**THE EXERCISE**
Could every line of the data be printed exactly as it reads?

**STORED RECORDS**
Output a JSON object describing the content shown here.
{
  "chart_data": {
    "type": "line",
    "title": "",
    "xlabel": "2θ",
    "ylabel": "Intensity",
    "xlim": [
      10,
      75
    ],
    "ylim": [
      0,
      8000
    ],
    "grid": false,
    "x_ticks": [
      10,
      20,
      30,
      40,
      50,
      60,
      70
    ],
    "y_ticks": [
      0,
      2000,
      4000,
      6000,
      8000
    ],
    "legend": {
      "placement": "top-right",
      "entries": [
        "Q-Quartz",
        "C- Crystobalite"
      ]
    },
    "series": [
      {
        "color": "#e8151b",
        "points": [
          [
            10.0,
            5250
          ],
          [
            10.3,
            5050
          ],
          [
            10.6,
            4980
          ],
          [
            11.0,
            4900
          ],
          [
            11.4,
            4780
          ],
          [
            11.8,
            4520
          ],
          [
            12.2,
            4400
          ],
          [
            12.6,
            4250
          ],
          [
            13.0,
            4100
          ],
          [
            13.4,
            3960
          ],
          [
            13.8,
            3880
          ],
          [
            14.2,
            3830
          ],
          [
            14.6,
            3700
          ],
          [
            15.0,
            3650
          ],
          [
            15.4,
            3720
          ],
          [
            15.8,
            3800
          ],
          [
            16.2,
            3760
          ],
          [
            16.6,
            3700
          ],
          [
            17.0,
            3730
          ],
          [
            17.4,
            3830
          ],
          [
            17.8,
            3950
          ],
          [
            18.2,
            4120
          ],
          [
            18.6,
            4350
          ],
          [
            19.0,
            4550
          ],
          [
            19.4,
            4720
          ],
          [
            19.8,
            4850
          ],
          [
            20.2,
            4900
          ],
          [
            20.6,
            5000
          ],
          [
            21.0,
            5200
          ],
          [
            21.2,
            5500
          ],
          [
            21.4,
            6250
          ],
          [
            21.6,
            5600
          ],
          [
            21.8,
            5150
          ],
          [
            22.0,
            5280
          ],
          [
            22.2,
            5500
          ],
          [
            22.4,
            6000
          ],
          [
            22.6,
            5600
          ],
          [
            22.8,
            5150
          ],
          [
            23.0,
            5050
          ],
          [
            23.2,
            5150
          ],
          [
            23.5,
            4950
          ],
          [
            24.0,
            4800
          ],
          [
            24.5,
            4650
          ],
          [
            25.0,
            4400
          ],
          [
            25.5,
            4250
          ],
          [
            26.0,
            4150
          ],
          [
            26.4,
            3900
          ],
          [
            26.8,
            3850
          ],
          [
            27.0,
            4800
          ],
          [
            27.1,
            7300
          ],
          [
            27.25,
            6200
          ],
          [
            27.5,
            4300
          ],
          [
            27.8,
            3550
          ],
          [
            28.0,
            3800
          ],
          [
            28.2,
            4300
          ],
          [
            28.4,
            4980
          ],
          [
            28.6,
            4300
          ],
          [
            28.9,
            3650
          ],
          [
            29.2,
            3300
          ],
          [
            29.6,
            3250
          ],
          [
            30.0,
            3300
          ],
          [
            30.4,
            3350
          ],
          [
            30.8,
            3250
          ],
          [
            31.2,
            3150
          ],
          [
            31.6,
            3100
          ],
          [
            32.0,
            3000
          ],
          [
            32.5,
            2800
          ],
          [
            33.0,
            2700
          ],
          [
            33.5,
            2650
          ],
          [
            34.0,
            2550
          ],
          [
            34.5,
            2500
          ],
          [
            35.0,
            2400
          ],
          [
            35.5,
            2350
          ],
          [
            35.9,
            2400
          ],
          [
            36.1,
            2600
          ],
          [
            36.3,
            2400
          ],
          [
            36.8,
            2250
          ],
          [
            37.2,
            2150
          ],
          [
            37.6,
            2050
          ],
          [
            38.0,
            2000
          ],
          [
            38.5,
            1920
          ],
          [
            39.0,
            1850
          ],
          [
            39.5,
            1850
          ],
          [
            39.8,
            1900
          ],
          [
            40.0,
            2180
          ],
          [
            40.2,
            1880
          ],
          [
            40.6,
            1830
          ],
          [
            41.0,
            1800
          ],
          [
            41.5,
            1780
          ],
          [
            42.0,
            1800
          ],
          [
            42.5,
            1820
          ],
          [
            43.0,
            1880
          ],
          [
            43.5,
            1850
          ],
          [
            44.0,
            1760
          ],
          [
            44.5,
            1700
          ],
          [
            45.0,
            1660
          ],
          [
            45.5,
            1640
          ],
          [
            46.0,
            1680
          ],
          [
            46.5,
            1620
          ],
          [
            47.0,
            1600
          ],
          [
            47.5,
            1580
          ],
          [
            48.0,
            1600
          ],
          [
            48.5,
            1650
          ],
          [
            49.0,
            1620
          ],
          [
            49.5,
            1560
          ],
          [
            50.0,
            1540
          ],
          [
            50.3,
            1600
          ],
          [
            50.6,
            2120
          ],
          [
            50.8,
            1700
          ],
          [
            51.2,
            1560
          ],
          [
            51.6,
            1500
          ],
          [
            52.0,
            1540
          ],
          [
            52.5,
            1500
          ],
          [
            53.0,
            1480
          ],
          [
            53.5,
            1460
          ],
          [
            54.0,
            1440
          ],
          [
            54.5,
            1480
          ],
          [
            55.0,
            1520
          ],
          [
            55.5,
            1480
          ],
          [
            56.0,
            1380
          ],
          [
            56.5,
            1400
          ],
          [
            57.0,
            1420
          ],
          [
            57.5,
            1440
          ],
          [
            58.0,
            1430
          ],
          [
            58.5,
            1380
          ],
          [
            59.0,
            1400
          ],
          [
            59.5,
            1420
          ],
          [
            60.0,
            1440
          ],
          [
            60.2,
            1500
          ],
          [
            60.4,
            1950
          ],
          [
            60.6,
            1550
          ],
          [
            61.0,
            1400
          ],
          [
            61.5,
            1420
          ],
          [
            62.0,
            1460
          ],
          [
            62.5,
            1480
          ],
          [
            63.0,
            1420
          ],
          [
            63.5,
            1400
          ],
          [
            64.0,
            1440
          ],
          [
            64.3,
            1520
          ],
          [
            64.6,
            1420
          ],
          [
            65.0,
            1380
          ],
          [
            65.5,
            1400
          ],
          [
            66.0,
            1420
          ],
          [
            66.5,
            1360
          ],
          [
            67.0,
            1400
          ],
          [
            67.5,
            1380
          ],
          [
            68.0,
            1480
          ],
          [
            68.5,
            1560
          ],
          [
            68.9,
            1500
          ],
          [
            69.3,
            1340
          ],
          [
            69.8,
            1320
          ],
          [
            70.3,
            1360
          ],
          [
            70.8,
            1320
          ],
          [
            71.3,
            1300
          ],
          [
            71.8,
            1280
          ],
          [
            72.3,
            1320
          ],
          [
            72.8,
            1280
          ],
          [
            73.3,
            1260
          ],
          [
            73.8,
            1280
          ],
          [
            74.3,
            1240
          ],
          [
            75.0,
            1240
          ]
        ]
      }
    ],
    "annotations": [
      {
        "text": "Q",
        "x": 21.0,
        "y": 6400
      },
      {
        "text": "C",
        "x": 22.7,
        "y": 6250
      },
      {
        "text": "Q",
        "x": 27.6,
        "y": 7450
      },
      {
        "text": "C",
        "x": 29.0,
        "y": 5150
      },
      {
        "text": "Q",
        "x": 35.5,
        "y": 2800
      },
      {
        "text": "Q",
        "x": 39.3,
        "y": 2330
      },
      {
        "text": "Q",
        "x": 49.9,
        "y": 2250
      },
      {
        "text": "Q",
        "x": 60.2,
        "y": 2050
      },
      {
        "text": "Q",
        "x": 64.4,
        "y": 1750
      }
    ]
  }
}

**ANSWER FOR THE TASK**
Output a JSON object describing the content shown here.
{
  "chart_data": {
    "type": "line",
    "title": "",
    "xlabel": "2θ",
    "ylabel": "Intensity",
    "xlim": [
      10,
      75
    ],
    "ylim": [
      0,
      8000
    ],
    "grid": false,
    "x_ticks": [
      10,
      20,
      30,
      40,
      50,
      60,
      70
    ],
    "y_ticks": [
      0,
      2000,
      4000,
      6000,
      8000
    ],
    "legend": {
      "placement": "top-right",
      "entries": [
        "Q-Quartz",
        "C- Crystobalite"
      ]
    },
    "series": [
      {
        "color": "#e8151b",
        "points": [
          [
            10.0,
            5250
          ],
          [
            10.3,
            5050
          ],
          [
            10.6,
            4980
          ],
          [
            11.0,
            4900
          ],
          [
            11.4,
            4780
          ],
          [
            11.8,
            4520
          ],
          [
            12.2,
            4400
          ],
          [
            12.6,
            4250
          ],
          [
            13.0,
            4100
          ],
          [
            13.4,
            3960
          ],
          [
            13.8,
            3880
          ],
          [
            14.2,
            3830
          ],
          [
            14.6,
            3700
          ],
          [
            15.0,
            3650
          ],
          [
            15.4,
            3720
          ],
          [
            15.8,
            3800
          ],
          [
            16.2,
            3760
          ],
          [
            16.6,
            3700
          ],
          [
            17.0,
            3730
          ],
          [
            17.4,
            3830
          ],
          [
            17.8,
            3950
          ],
          [
            18.2,
            4120
          ],
          [
            18.6,
            4350
          ],
          [
            19.0,
            4550
          ],
          [
            19.4,
            4720
          ],
          [
            19.8,
            4850
          ],
          [
            20.2,
            4900
          ],
          [
            20.6,
            5000
          ],
          [
            21.0,
            5200
          ],
          [
            21.2,
            5500
          ],
          [
            21.4,
            6250
          ],
          [
            21.6,
            5600
          ],
          [
            21.8,
            5150
          ],
          [
            22.0,
            5280
          ],
          [
            22.2,
            5500
          ],
          [
            22.4,
            6000
          ],
          [
            22.6,
            5600
          ],
          [
            22.8,
            5150
          ],
          [
            23.0,
            5050
          ],
          [
            23.2,
            5150
          ],
          [
            23.5,
            4950
          ],
          [
            24.0,
            4800
          ],
          [
            24.5,
            4650
          ],
          [
            25.0,
            4400
          ],
          [
            25.5,
            4250
          ],
          [
            26.0,
            4150
          ],
          [
            26.4,
            3900
          ],
          [
            26.8,
            3850
          ],
          [
            27.0,
            4800
          ],
          [
            27.1,
            7300
          ],
          [
            27.25,
            6200
          ],
          [
            27.5,
            4300
          ],
          [
            27.8,
            3550
          ],
          [
            28.0,
            3800
          ],
          [
            28.2,
            4300
          ],
          [
            28.4,
            4980
          ],
          [
            28.6,
            4300
          ],
          [
            28.9,
            3650
          ],
          [
            29.2,
            3300
          ],
          [
            29.6,
            3250
          ],
          [
            30.0,
            3300
          ],
          [
            30.4,
            3350
          ],
          [
            30.8,
            3250
          ],
          [
            31.2,
            3150
          ],
          [
            31.6,
            3100
          ],
          [
            32.0,
            3000
          ],
          [
            32.5,
            2800
          ],
          [
            33.0,
            2700
          ],
          [
            33.5,
            2650
          ],
          [
            34.0,
            2550
          ],
          [
            34.5,
            2500
          ],
          [
            35.0,
            2400
          ],
          [
            35.5,
            2350
          ],
          [
            35.9,
            2400
          ],
          [
            36.1,
            2600
          ],
          [
            36.3,
            2400
          ],
          [
            36.8,
            2250
          ],
          [
            37.2,
            2150
          ],
          [
            37.6,
            2050
          ],
          [
            38.0,
            2000
          ],
          [
            38.5,
            1920
          ],
          [
            39.0,
            1850
          ],
          [
            39.5,
            1850
          ],
          [
            39.8,
            1900
          ],
          [
            40.0,
            2180
          ],
          [
            40.2,
            1880
          ],
          [
            40.6,
            1830
          ],
          [
            41.0,
            1800
          ],
          [
            41.5,
            1780
          ],
          [
            42.0,
            1800
          ],
          [
            42.5,
            1820
          ],
          [
            43.0,
            1880
          ],
          [
            43.5,
            1850
          ],
          [
            44.0,
            1760
          ],
          [
            44.5,
            1700
          ],
          [
            45.0,
            1660
          ],
          [
            45.5,
            1640
          ],
          [
            46.0,
            1680
          ],
          [
            46.5,
            1620
          ],
          [
            47.0,
            1600
          ],
          [
            47.5,
            1580
          ],
          [
            48.0,
            1600
          ],
          [
            48.5,
            1650
          ],
          [
            49.0,
            1620
          ],
          [
            49.5,
            1560
          ],
          [
            50.0,
            1540
          ],
          [
            50.3,
            1600
          ],
          [
            50.6,
            2120
          ],
          [
            50.8,
            1700
          ],
          [
            51.2,
            1560
          ],
          [
            51.6,
            1500
          ],
          [
            52.0,
            1540
          ],
          [
            52.5,
            1500
          ],
          [
            53.0,
            1480
          ],
          [
            53.5,
            1460
          ],
          [
            54.0,
            1440
          ],
          [
            54.5,
            1480
          ],
          [
            55.0,
            1520
          ],
          [
            55.5,
            1480
          ],
          [
            56.0,
            1380
          ],
          [
            56.5,
            1400
          ],
          [
            57.0,
            1420
          ],
          [
            57.5,
            1440
          ],
          [
            58.0,
            1430
          ],
          [
            58.5,
            1380
          ],
          [
            59.0,
            1400
          ],
          [
            59.5,
            1420
          ],
          [
            60.0,
            1440
          ],
          [
            60.2,
            1500
          ],
          [
            60.4,
            1950
          ],
          [
            60.6,
            1550
          ],
          [
            61.0,
            1400
          ],
          [
            61.5,
            1420
          ],
          [
            62.0,
            1460
          ],
          [
            62.5,
            1480
          ],
          [
            63.0,
            1420
          ],
          [
            63.5,
            1400
          ],
          [
            64.0,
            1440
          ],
          [
            64.3,
            1520
          ],
          [
            64.6,
            1420
          ],
          [
            65.0,
            1380
          ],
          [
            65.5,
            1400
          ],
          [
            66.0,
            1420
          ],
          [
            66.5,
            1360
          ],
          [
            67.0,
            1400
          ],
          [
            67.5,
            1380
          ],
          [
            68.0,
            1480
          ],
          [
            68.5,
            1560
          ],
          [
            68.9,
            1500
          ],
          [
            69.3,
            1340
          ],
          [
            69.8,
            1320
          ],
          [
            70.3,
            1360
          ],
          [
            70.8,
            1320
          ],
          [
            71.3,
            1300
          ],
          [
            71.8,
            1280
          ],
          [
            72.3,
            1320
          ],
          [
            72.8,
            1280
          ],
          [
            73.3,
            1260
          ],
          [
            73.8,
            1280
          ],
          [
            74.3,
            1240
          ],
          [
            75.0,
            1240
          ]
        ]
      }
    ],
    "annotations": [
      {
        "text": "Q",
        "x": 21.0,
        "y": 6400
      },
      {
        "text": "C",
        "x": 22.7,
        "y": 6250
      },
      {
        "text": "Q",
        "x": 27.6,
        "y": 7450
      },
      {
        "text": "C",
        "x": 29.0,
        "y": 5150
      },
      {
        "text": "Q",
        "x": 35.5,
        "y": 2800
      },
      {
        "text": "Q",
        "x": 39.3,
        "y": 2330
      },
      {
        "text": "Q",
        "x": 49.9,
        "y": 2250
      },
      {
        "text": "Q",
        "x": 60.2,
        "y": 2050
      },
      {
        "text": "Q",
        "x": 64.4,
        "y": 1750
      }
    ]
  }
}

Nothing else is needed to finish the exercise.